Written task: Find the string "color" in the entries and copy each line that has it.

Information shown:
'''

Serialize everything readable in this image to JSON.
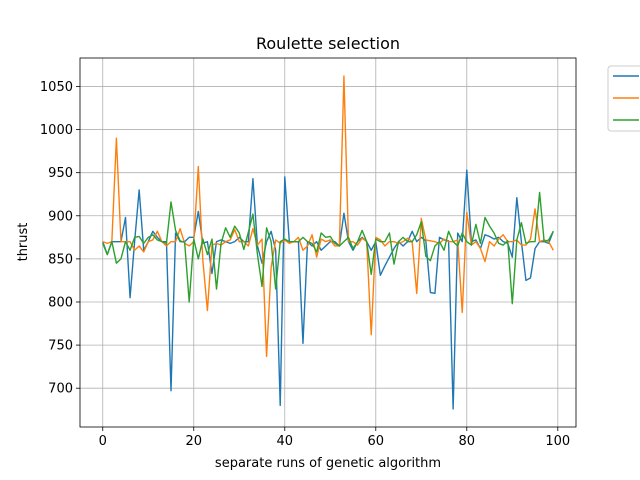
{
  "chart_data": {
    "type": "line",
    "title": "Roulette selection",
    "xlabel": "separate runs of genetic algorithm",
    "ylabel": "thrust",
    "xlim": [
      -5,
      104
    ],
    "ylim": [
      655,
      1083
    ],
    "xticks": [
      0,
      20,
      40,
      60,
      80,
      100
    ],
    "yticks": [
      700,
      750,
      800,
      850,
      900,
      950,
      1000,
      1050
    ],
    "grid": true,
    "legend_location": "outside upper right",
    "series": [
      {
        "color": "#1f77b4",
        "values": [
          870,
          855,
          870,
          870,
          870,
          898,
          805,
          870,
          930,
          860,
          870,
          882,
          875,
          870,
          870,
          697,
          880,
          870,
          870,
          875,
          875,
          905,
          868,
          870,
          833,
          870,
          872,
          870,
          868,
          870,
          875,
          870,
          870,
          943,
          865,
          845,
          870,
          882,
          860,
          680,
          945,
          870,
          870,
          870,
          752,
          870,
          865,
          870,
          860,
          865,
          870,
          870,
          865,
          903,
          870,
          860,
          870,
          875,
          870,
          860,
          870,
          831,
          842,
          852,
          862,
          870,
          865,
          870,
          882,
          870,
          875,
          871,
          811,
          810,
          875,
          872,
          871,
          676,
          880,
          870,
          953,
          870,
          872,
          862,
          878,
          876,
          873,
          875,
          870,
          868,
          852,
          921,
          870,
          825,
          828,
          862,
          870,
          870,
          868,
          882
        ]
      },
      {
        "color": "#ff7f0e",
        "values": [
          870,
          868,
          870,
          990,
          870,
          870,
          870,
          860,
          865,
          858,
          870,
          872,
          882,
          870,
          865,
          870,
          870,
          885,
          868,
          865,
          870,
          957,
          848,
          790,
          866,
          868,
          866,
          870,
          872,
          884,
          870,
          870,
          865,
          885,
          866,
          873,
          737,
          840,
          872,
          868,
          872,
          868,
          870,
          875,
          860,
          865,
          878,
          852,
          873,
          870,
          872,
          865,
          865,
          1062,
          870,
          870,
          866,
          874,
          870,
          762,
          875,
          872,
          865,
          870,
          870,
          868,
          870,
          874,
          870,
          810,
          897,
          872,
          871,
          870,
          868,
          873,
          870,
          870,
          872,
          788,
          904,
          866,
          870,
          862,
          847,
          870,
          865,
          873,
          878,
          870,
          870,
          872,
          866,
          866,
          873,
          908,
          870,
          872,
          870,
          860
        ]
      },
      {
        "color": "#2ca02c",
        "values": [
          868,
          855,
          870,
          845,
          850,
          870,
          860,
          875,
          876,
          868,
          875,
          878,
          872,
          870,
          868,
          916,
          883,
          871,
          869,
          800,
          873,
          850,
          873,
          855,
          873,
          815,
          868,
          886,
          875,
          888,
          880,
          861,
          881,
          902,
          855,
          818,
          886,
          870,
          815,
          870,
          873,
          870,
          870,
          870,
          875,
          870,
          868,
          858,
          880,
          875,
          876,
          868,
          865,
          870,
          875,
          862,
          870,
          883,
          870,
          832,
          873,
          870,
          870,
          880,
          844,
          870,
          875,
          870,
          870,
          878,
          893,
          853,
          848,
          865,
          870,
          860,
          882,
          870,
          865,
          880,
          870,
          866,
          890,
          868,
          898,
          888,
          880,
          868,
          866,
          871,
          798,
          872,
          892,
          868,
          870,
          870,
          927,
          870,
          872,
          882
        ]
      }
    ]
  }
}
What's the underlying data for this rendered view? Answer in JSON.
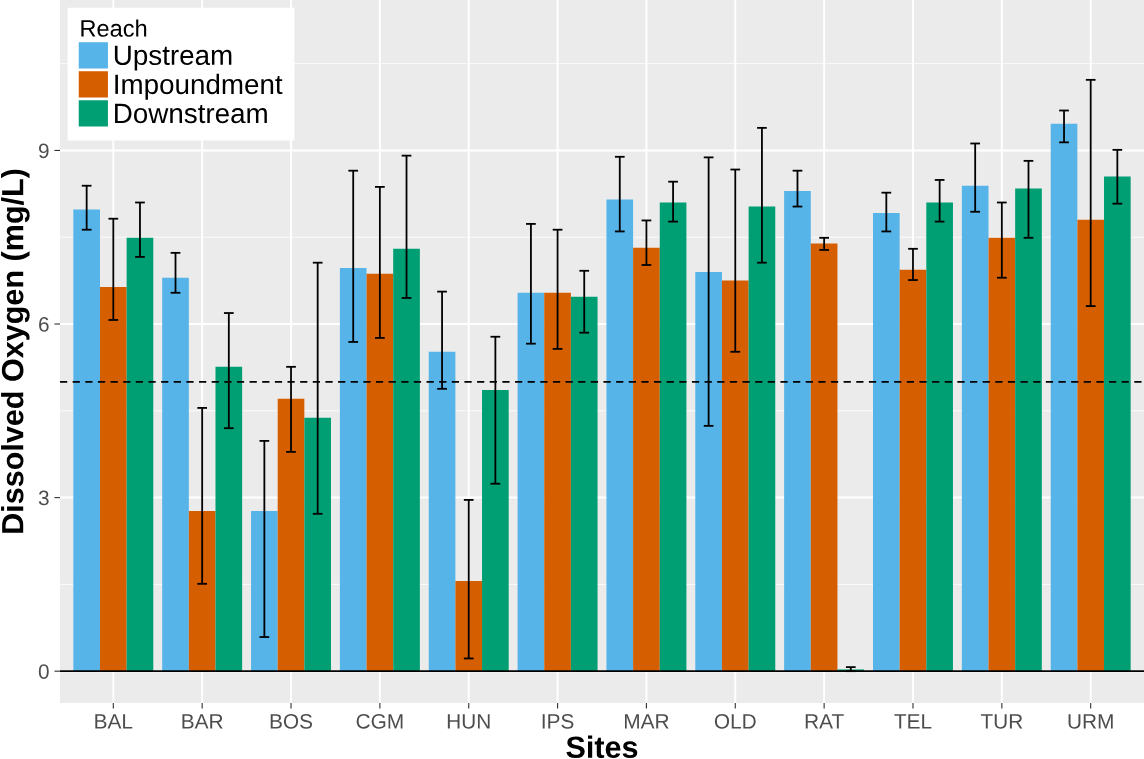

'''

Exercise response:
        "color": "#1f77b4",
        "color": "#ff7f0e",
        "color": "#2ca02c",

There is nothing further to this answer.